Every line that holds the string "pressing" is to be identified and copied.

Structured figure records

===

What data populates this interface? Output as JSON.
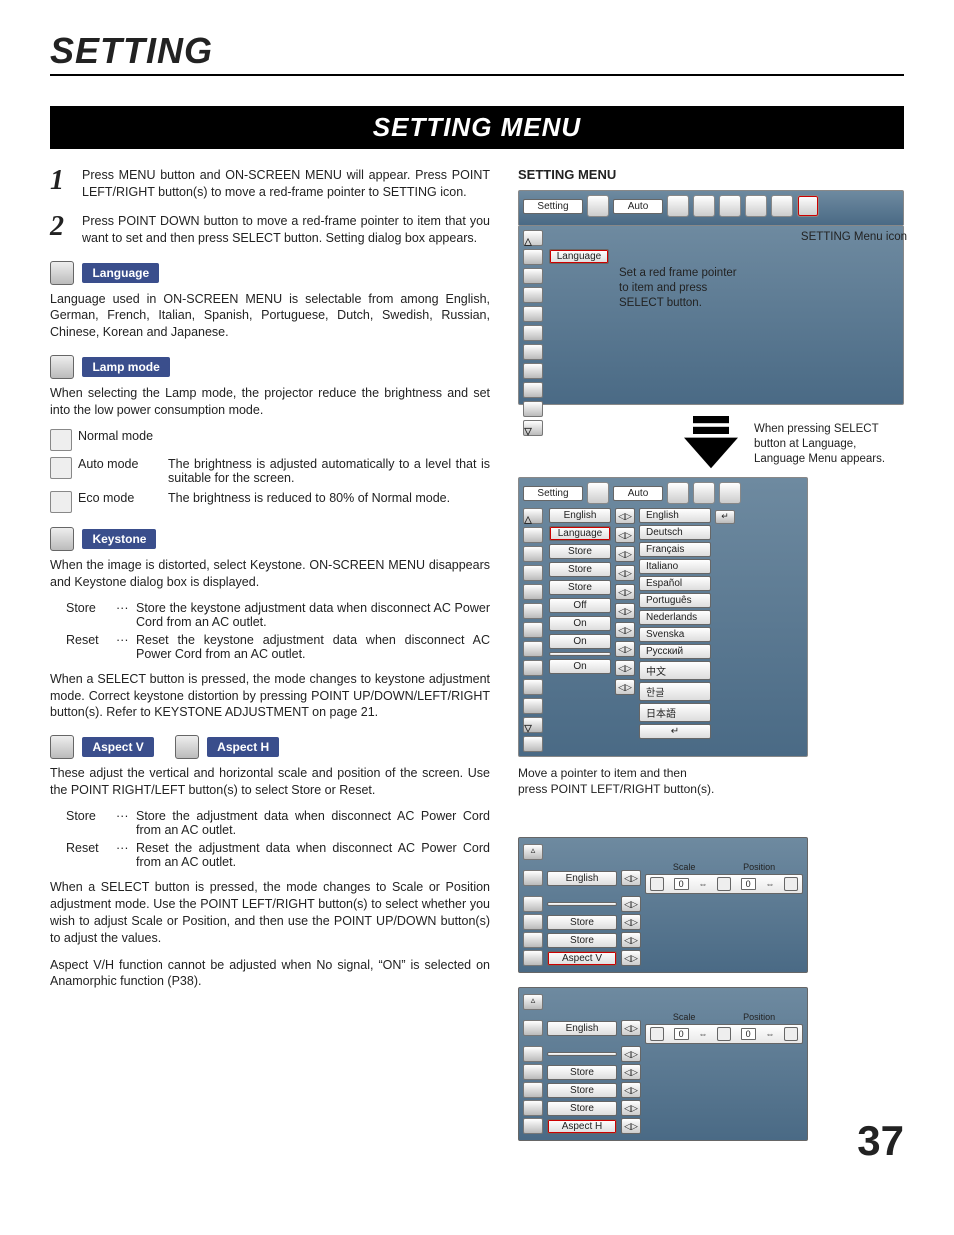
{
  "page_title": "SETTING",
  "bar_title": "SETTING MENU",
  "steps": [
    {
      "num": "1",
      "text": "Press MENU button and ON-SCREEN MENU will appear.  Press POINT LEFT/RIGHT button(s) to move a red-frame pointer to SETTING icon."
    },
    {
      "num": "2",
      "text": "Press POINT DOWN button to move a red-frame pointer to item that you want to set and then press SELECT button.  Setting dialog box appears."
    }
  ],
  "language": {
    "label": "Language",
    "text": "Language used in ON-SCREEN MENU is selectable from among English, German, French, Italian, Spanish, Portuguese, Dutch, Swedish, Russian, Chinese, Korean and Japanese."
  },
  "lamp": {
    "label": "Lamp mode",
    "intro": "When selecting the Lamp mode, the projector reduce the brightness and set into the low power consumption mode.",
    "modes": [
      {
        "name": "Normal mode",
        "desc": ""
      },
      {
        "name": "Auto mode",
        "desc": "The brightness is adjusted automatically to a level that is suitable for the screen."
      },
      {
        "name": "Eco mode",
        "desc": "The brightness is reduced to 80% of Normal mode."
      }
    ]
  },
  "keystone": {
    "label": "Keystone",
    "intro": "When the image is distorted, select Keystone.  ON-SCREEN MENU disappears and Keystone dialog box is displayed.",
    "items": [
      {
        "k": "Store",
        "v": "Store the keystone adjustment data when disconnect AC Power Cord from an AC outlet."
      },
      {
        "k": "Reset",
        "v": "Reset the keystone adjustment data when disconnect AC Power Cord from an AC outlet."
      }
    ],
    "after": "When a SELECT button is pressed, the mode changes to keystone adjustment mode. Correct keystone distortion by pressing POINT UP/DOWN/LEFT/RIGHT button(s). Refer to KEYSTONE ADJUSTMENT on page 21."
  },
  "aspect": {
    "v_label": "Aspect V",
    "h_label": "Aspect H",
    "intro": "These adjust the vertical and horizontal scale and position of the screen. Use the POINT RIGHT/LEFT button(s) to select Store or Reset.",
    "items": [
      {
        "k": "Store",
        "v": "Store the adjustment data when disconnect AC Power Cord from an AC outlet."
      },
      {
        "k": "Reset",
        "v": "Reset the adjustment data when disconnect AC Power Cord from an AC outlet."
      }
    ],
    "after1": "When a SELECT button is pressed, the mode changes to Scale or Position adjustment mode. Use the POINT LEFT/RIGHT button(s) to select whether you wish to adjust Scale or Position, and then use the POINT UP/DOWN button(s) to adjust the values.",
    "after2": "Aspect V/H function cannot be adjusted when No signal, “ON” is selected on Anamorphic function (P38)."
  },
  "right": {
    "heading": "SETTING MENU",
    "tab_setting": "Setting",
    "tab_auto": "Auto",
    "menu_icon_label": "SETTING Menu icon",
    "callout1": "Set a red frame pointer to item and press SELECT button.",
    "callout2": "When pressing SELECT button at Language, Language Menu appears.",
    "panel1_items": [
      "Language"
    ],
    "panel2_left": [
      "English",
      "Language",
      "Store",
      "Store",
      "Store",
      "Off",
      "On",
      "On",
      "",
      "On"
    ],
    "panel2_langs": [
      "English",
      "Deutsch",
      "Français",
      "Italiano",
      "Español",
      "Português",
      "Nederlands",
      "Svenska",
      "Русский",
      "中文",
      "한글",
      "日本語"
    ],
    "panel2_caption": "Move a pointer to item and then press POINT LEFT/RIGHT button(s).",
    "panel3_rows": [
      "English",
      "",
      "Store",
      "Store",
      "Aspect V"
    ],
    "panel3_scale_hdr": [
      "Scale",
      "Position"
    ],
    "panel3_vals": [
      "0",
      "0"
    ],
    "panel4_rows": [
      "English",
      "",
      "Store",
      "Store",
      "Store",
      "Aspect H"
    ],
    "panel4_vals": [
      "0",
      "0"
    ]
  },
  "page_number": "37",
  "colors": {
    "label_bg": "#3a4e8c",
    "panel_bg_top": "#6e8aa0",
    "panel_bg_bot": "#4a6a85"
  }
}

===

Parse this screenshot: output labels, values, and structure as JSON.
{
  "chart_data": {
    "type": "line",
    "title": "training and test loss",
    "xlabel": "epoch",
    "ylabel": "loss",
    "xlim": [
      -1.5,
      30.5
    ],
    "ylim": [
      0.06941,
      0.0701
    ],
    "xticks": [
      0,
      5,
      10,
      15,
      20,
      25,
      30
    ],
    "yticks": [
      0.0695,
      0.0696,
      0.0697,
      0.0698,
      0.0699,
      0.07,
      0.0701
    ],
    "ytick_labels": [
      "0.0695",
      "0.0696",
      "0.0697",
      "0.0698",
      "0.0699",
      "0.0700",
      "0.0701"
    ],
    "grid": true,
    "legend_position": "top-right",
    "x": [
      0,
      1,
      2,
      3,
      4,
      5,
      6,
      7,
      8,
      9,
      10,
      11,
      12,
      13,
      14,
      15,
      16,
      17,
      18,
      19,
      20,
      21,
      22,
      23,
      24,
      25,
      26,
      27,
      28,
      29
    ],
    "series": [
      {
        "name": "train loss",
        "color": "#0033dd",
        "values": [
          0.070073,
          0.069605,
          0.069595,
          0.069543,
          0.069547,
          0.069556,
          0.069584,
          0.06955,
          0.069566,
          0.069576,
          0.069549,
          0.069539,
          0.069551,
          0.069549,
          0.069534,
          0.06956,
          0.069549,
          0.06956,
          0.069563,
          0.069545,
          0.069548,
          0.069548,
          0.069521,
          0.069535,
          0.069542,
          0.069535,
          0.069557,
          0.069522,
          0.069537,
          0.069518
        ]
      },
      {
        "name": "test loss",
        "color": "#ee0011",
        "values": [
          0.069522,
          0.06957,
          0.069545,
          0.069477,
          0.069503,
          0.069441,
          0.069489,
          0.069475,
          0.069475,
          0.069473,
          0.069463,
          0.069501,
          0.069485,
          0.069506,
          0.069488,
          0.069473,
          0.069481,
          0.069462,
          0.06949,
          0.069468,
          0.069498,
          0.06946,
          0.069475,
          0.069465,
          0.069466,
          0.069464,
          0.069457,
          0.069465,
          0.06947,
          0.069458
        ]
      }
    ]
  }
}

===

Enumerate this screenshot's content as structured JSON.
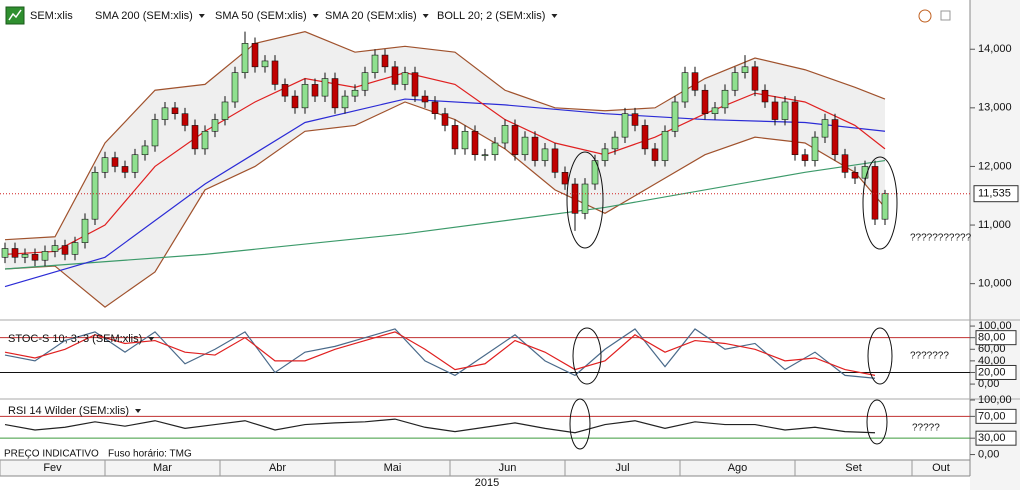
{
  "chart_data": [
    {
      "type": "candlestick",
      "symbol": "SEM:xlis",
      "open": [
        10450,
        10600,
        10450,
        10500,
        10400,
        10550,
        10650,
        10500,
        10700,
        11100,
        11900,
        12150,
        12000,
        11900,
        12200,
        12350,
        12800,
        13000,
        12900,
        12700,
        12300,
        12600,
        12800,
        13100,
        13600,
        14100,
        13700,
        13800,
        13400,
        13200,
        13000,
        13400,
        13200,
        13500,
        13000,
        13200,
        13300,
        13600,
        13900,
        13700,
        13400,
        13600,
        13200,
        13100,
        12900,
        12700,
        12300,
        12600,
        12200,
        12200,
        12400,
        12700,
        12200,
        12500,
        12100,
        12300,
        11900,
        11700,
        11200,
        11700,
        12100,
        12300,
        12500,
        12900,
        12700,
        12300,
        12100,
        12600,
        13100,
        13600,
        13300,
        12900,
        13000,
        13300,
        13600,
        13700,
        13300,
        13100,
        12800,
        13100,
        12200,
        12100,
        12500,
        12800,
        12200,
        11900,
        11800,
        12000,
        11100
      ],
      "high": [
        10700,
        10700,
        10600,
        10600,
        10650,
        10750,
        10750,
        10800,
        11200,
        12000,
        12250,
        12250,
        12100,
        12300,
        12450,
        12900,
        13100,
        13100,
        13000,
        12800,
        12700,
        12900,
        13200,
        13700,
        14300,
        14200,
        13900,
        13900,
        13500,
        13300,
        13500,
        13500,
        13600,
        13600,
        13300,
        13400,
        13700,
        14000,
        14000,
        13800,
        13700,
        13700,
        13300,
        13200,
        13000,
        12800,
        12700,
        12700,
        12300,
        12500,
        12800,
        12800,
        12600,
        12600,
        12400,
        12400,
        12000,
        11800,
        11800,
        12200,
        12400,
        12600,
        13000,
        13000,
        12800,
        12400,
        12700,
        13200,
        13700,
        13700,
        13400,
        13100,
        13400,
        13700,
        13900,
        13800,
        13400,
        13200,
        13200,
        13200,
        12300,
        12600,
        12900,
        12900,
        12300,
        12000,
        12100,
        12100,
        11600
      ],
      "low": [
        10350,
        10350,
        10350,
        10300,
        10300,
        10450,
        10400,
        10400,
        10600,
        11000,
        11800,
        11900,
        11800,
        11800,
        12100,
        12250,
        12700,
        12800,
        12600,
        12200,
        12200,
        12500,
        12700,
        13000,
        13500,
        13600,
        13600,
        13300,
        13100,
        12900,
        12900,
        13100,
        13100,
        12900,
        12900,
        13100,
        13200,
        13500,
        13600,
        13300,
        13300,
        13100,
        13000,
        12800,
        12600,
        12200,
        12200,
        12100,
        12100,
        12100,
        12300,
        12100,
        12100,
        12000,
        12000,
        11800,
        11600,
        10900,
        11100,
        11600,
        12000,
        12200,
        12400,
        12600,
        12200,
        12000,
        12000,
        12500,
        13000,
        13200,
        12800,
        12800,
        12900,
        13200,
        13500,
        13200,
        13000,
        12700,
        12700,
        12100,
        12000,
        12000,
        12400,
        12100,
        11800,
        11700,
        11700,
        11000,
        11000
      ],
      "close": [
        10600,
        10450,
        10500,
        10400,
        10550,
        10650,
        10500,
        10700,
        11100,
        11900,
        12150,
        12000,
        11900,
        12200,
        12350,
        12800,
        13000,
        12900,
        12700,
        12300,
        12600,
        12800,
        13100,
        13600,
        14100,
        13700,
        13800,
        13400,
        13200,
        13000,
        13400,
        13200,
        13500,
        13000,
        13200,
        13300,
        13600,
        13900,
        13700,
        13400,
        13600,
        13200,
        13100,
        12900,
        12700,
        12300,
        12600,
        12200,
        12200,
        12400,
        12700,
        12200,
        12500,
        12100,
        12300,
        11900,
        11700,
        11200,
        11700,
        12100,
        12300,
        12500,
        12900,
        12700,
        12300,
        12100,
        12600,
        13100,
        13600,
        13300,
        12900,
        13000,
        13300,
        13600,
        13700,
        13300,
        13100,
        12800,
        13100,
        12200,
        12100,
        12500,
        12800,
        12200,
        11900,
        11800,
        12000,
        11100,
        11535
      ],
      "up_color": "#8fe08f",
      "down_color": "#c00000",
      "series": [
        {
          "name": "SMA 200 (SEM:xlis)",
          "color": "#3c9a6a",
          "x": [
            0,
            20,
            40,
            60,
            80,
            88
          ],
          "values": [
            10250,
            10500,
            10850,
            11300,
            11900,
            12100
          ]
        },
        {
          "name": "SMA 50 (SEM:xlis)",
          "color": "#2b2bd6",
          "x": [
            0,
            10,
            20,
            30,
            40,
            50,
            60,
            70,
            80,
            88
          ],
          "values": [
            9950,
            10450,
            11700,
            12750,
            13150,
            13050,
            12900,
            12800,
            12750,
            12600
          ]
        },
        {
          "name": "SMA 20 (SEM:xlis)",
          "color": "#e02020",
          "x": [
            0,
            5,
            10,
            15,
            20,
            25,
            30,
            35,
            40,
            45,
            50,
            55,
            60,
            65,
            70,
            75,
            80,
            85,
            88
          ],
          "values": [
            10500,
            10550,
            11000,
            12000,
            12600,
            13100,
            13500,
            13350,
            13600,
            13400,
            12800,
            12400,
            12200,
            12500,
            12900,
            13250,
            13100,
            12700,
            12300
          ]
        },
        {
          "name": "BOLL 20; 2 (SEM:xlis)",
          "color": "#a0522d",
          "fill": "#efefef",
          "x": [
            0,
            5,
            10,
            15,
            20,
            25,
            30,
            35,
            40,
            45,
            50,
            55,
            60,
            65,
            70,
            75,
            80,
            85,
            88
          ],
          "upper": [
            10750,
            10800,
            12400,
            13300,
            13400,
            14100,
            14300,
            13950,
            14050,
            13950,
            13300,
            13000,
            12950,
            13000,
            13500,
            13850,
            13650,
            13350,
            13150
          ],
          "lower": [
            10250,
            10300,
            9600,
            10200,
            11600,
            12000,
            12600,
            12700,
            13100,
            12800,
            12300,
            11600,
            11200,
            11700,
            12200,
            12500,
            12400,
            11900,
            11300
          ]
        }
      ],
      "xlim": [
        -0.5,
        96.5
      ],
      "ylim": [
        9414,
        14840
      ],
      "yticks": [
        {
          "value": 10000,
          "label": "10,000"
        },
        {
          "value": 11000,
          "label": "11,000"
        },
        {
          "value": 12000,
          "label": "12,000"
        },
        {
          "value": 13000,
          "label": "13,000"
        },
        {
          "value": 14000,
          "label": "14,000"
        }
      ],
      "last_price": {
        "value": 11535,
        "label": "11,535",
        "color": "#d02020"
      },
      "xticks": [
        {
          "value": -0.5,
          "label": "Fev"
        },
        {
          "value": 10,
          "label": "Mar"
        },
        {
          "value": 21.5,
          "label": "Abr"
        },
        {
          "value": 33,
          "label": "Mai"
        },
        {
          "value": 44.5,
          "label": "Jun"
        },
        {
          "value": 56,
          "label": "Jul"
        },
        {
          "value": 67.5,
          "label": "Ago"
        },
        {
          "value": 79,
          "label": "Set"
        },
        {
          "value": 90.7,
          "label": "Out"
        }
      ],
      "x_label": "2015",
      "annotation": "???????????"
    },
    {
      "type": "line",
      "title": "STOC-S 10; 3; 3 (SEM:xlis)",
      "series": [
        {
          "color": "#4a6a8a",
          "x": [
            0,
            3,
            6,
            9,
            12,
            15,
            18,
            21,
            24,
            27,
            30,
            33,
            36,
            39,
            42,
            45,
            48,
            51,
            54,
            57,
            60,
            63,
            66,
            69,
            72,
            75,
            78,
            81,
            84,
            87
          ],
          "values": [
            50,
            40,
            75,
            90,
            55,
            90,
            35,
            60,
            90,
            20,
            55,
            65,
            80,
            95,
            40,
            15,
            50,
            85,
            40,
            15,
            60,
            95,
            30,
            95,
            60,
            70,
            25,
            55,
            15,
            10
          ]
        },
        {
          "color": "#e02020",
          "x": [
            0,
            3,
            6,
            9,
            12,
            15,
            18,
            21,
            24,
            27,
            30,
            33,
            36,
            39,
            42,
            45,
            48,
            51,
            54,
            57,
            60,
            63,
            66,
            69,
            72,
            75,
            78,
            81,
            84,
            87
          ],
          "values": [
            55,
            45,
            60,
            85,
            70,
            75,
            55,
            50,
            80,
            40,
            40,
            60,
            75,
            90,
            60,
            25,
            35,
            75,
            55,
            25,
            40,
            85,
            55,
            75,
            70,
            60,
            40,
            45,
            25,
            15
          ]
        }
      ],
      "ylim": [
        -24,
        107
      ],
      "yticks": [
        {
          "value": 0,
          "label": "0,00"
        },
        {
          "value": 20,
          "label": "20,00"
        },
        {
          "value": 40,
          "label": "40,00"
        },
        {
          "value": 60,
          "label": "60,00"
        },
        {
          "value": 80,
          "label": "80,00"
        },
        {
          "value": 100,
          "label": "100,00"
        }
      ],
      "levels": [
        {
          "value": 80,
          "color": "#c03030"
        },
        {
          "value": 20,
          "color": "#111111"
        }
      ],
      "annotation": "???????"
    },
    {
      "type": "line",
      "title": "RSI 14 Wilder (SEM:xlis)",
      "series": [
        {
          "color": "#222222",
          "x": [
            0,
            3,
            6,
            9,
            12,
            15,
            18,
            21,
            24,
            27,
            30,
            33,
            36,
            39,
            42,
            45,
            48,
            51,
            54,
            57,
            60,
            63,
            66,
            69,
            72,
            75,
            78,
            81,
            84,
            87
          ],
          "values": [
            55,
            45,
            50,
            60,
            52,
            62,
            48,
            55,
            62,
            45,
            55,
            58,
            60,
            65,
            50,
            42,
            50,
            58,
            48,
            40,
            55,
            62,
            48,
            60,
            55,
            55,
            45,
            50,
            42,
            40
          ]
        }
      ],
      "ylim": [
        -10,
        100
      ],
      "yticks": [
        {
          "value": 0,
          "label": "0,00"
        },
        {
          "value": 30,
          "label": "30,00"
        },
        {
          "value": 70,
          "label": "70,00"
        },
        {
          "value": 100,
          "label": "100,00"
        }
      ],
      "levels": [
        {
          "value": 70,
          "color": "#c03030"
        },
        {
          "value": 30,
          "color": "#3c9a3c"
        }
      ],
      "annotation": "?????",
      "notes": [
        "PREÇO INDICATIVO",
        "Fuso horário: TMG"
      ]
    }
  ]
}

===

• _Result below_
    "after": "When a SELECT button is pressed, the mode changes to keystone adjustment mode. Correct keystone distortion by pressing POINT UP/DOWN/LEFT/RIGHT button(s). Refer to KEYSTONE ADJUSTMENT on page 21."
    "callout2": "When pressing SELECT button at Language, Language Menu appears.",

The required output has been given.